Data in this exercise:
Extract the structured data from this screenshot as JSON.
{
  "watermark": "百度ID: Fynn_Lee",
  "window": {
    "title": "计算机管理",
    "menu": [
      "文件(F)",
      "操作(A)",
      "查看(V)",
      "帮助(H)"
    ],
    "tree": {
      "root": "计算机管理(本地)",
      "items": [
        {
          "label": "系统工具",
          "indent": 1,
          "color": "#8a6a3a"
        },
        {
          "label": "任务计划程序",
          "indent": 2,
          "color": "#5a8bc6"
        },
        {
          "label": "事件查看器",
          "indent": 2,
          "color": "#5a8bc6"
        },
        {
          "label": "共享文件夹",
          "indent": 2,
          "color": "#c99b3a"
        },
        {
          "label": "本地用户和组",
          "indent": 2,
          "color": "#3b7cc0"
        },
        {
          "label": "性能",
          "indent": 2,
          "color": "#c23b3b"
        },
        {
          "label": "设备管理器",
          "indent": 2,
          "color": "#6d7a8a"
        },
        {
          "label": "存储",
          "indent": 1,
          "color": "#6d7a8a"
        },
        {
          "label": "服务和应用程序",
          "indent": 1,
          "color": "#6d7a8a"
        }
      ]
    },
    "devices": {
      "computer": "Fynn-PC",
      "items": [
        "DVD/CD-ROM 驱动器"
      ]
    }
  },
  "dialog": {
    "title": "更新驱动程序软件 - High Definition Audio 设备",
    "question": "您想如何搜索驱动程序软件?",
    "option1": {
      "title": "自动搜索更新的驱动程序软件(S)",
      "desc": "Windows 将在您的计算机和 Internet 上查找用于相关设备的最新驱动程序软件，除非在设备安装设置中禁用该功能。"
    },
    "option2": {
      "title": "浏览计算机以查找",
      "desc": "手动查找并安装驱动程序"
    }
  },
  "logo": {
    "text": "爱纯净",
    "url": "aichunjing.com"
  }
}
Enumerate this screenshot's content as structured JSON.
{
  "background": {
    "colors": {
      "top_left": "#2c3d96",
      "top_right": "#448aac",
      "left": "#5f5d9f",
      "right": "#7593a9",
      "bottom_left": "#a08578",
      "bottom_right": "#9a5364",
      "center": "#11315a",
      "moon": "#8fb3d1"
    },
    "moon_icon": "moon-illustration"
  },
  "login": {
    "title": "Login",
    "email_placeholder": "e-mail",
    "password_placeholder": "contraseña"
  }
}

Problem to solve:
In the records above, locate every line with the string "screenshot" and copy it.

Full answer:
Extract the structured data from this screenshot as JSON.
Enumerate this screenshot's content as structured JSON.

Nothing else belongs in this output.